DESCRIPTION OF THE TASK —
Extract each line of the material that follows exactly and omit its pictures.

DATA ROWS —
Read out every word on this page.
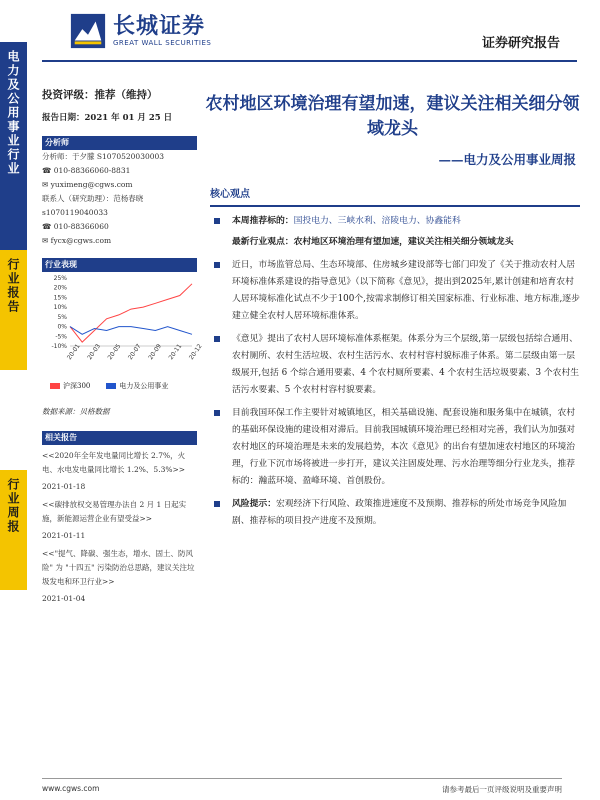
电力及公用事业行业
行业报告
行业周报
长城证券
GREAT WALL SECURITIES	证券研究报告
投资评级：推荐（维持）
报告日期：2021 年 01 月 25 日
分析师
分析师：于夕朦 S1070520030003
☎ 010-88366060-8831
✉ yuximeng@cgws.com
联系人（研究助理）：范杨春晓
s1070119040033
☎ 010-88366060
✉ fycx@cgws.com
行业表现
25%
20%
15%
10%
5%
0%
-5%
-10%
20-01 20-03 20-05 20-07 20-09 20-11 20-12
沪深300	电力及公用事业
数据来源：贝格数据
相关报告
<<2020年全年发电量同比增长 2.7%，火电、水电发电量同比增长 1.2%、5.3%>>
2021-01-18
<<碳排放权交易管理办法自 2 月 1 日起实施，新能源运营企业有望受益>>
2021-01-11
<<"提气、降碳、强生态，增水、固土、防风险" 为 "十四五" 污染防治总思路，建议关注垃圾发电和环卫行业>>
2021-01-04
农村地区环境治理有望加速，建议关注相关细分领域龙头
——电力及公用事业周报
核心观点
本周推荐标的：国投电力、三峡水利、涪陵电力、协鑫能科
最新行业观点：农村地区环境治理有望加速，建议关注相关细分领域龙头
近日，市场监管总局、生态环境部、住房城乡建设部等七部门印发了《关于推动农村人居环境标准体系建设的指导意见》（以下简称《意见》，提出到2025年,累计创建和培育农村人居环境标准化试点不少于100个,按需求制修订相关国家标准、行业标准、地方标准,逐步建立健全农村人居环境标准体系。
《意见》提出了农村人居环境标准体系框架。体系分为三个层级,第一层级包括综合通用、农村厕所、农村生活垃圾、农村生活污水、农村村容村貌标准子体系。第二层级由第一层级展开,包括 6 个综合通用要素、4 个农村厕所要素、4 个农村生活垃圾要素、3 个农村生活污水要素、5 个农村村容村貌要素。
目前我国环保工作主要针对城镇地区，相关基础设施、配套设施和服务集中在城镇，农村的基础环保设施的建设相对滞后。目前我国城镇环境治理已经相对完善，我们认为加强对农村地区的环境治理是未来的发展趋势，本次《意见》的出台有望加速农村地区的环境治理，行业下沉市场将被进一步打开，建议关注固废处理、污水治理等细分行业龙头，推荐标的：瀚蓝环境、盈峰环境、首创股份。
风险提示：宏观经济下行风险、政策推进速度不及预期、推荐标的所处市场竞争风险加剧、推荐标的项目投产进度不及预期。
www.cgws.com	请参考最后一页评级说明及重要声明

ANSWER TO THE EXERCISE —
Read out every word on this page.
电力及公用事业行业
行业报告
行业周报
长城证券
GREAT WALL SECURITIES	证券研究报告
投资评级：推荐（维持）
报告日期：2021 年 01 月 25 日
分析师
分析师：于夕朦 S1070520030003
☎ 010-88366060-8831
✉ yuximeng@cgws.com
联系人（研究助理）：范杨春晓
s1070119040033
☎ 010-88366060
✉ fycx@cgws.com
行业表现
25%
20%
15%
10%
5%
0%
-5%
-10%
20-01 20-03 20-05 20-07 20-09 20-11 20-12
沪深300	电力及公用事业
数据来源：贝格数据
相关报告
<<2020年全年发电量同比增长 2.7%，火电、水电发电量同比增长 1.2%、5.3%>>
2021-01-18
<<碳排放权交易管理办法自 2 月 1 日起实施，新能源运营企业有望受益>>
2021-01-11
<<"提气、降碳、强生态，增水、固土、防风险" 为 "十四五" 污染防治总思路，建议关注垃圾发电和环卫行业>>
2021-01-04
农村地区环境治理有望加速，建议关注相关细分领域龙头
——电力及公用事业周报
核心观点
本周推荐标的：国投电力、三峡水利、涪陵电力、协鑫能科
最新行业观点：农村地区环境治理有望加速，建议关注相关细分领域龙头
近日，市场监管总局、生态环境部、住房城乡建设部等七部门印发了《关于推动农村人居环境标准体系建设的指导意见》（以下简称《意见》，提出到2025年,累计创建和培育农村人居环境标准化试点不少于100个,按需求制修订相关国家标准、行业标准、地方标准,逐步建立健全农村人居环境标准体系。
《意见》提出了农村人居环境标准体系框架。体系分为三个层级,第一层级包括综合通用、农村厕所、农村生活垃圾、农村生活污水、农村村容村貌标准子体系。第二层级由第一层级展开,包括 6 个综合通用要素、4 个农村厕所要素、4 个农村生活垃圾要素、3 个农村生活污水要素、5 个农村村容村貌要素。
目前我国环保工作主要针对城镇地区，相关基础设施、配套设施和服务集中在城镇，农村的基础环保设施的建设相对滞后。目前我国城镇环境治理已经相对完善，我们认为加强对农村地区的环境治理是未来的发展趋势，本次《意见》的出台有望加速农村地区的环境治理，行业下沉市场将被进一步打开，建议关注固废处理、污水治理等细分行业龙头，推荐标的：瀚蓝环境、盈峰环境、首创股份。
风险提示：宏观经济下行风险、政策推进速度不及预期、推荐标的所处市场竞争风险加剧、推荐标的项目投产进度不及预期。
www.cgws.com	请参考最后一页评级说明及重要声明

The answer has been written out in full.